Available records

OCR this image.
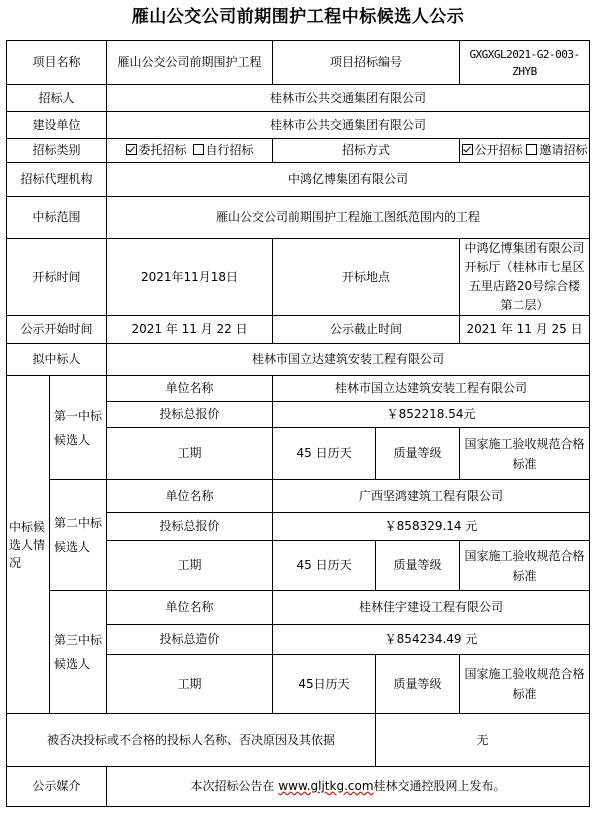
雁山公交公司前期围护工程中标候选人公示
项目名称		雁山公交公司前期围护工程	项目招标编号		GXGXGL2021-G2-003-ZHYB
招标人		桂林市公共交通集团有限公司			
建设单位		桂林市公共交通集团有限公司			
招标类别		委托招标 自行招标	招标方式		公开招标 邀请招标
招标代理机构		中鸿亿博集团有限公司			
中标范围		雁山公交公司前期围护工程施工图纸范围内的工程			
开标时间		2021年11月18日	开标地点		中鸿亿博集团有限公司开标厅（桂林市七星区五里店路20号综合楼第二层）
公示开始时间		2021 年 11 月 22 日	公示截止时间		2021 年 11 月 25 日
拟中标人		桂林市国立达建筑安装工程有限公司			
中标候选人情况	第一中标候选人	单位名称	桂林市国立达建筑安装工程有限公司		
		投标总报价	￥852218.54元		
		工期	45 日历天	质量等级	国家施工验收规范合格标准
	第二中标候选人	单位名称	广西坚鸿建筑工程有限公司		
		投标总报价	￥858329.14 元		
		工期	45 日历天	质量等级	国家施工验收规范合格标准
	第三中标候选人	单位名称	桂林佳宇建设工程有限公司		
		投标总造价	￥854234.49 元		
		工期	45日历天	质量等级	国家施工验收规范合格标准
被否决投标或不合格的投标人名称、否决原因及其依据				无	
公示媒介		本次招标公告在 www.gljtkg.com桂林交通控股网上发布。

Goal
Go through the listing above and return every line where the word "桂林市国立达建筑安装工程有限公司" occurs.

Task solution
拟中标人		桂林市国立达建筑安装工程有限公司			
中标候选人情况	第一中标候选人	单位名称	桂林市国立达建筑安装工程有限公司		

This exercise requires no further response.